Stated problem: Check every line of the material below for the string "previous", and return the ones that have it.

Task input:
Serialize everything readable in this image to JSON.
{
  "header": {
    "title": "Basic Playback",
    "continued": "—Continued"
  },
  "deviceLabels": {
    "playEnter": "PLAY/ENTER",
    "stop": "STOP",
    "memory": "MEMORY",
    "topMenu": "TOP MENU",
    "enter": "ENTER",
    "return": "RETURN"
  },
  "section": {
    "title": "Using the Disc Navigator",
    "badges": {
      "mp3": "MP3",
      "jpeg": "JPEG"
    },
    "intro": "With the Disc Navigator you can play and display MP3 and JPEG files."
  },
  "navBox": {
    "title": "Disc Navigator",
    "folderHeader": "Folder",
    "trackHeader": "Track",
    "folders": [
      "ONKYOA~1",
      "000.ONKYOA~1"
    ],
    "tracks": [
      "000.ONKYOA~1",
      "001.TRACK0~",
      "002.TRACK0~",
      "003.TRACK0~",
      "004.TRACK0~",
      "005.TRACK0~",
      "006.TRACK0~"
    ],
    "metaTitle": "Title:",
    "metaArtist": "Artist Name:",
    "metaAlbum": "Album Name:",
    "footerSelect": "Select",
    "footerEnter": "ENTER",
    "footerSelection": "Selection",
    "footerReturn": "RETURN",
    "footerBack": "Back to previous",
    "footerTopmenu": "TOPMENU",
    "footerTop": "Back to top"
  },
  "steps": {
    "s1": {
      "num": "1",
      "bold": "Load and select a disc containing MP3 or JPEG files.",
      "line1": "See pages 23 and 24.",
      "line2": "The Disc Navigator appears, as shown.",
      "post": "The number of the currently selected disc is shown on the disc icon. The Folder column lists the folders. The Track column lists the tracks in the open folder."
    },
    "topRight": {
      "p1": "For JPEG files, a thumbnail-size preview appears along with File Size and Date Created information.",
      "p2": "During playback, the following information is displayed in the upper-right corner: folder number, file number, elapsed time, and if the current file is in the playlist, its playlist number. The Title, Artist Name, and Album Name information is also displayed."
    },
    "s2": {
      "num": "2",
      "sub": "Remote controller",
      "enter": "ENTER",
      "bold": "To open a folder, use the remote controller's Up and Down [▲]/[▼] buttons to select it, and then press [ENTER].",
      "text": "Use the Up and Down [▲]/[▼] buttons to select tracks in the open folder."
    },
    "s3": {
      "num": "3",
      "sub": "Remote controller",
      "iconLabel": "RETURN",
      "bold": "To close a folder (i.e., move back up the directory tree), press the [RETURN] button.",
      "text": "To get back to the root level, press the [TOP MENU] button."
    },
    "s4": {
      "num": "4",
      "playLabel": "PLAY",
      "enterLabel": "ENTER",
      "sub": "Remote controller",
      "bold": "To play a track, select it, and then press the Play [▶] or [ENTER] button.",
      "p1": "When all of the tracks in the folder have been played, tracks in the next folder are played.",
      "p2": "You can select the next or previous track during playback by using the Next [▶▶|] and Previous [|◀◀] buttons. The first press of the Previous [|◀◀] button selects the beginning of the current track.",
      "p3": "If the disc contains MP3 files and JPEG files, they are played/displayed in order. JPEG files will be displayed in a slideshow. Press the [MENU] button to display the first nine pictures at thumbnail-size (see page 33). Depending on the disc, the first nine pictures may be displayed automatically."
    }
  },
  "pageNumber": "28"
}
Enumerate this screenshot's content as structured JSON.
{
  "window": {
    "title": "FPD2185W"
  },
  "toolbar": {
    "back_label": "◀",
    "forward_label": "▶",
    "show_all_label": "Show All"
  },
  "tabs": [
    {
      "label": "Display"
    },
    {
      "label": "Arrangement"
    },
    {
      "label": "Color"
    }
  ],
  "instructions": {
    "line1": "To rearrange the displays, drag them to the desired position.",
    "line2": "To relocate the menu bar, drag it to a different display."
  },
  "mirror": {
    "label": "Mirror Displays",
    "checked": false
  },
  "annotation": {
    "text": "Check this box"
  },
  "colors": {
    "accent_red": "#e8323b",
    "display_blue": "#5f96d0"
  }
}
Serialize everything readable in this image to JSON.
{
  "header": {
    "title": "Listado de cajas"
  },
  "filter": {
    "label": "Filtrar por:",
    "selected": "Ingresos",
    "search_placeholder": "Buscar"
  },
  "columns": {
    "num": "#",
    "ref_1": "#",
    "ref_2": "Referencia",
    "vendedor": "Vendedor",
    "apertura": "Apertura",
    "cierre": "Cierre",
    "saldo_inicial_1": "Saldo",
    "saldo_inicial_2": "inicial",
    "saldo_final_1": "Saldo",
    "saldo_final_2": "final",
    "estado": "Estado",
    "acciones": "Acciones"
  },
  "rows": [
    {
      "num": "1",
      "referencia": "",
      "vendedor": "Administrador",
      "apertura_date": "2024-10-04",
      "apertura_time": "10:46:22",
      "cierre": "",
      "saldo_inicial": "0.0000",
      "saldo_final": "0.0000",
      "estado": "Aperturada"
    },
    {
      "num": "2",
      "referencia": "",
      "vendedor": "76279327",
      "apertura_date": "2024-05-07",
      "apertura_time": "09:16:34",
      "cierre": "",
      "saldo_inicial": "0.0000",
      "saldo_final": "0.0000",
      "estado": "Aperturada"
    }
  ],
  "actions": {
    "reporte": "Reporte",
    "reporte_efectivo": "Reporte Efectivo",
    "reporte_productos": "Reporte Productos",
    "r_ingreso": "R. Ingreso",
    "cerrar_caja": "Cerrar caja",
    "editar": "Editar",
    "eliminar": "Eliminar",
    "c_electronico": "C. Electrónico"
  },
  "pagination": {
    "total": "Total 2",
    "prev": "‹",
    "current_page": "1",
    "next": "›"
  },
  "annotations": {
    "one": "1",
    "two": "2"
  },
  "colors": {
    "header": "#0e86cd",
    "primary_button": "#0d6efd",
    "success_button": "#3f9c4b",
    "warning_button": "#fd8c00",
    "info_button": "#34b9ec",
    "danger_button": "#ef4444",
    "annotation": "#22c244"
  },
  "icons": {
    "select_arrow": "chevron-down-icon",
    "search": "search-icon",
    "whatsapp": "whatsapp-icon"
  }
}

Complete output:
    "footerBack": "Back to previous",
      "p2": "You can select the next or previous track during playback by using the Next [▶▶|] and Previous [|◀◀] buttons. The first press of the Previous [|◀◀] button selects the beginning of the current track.",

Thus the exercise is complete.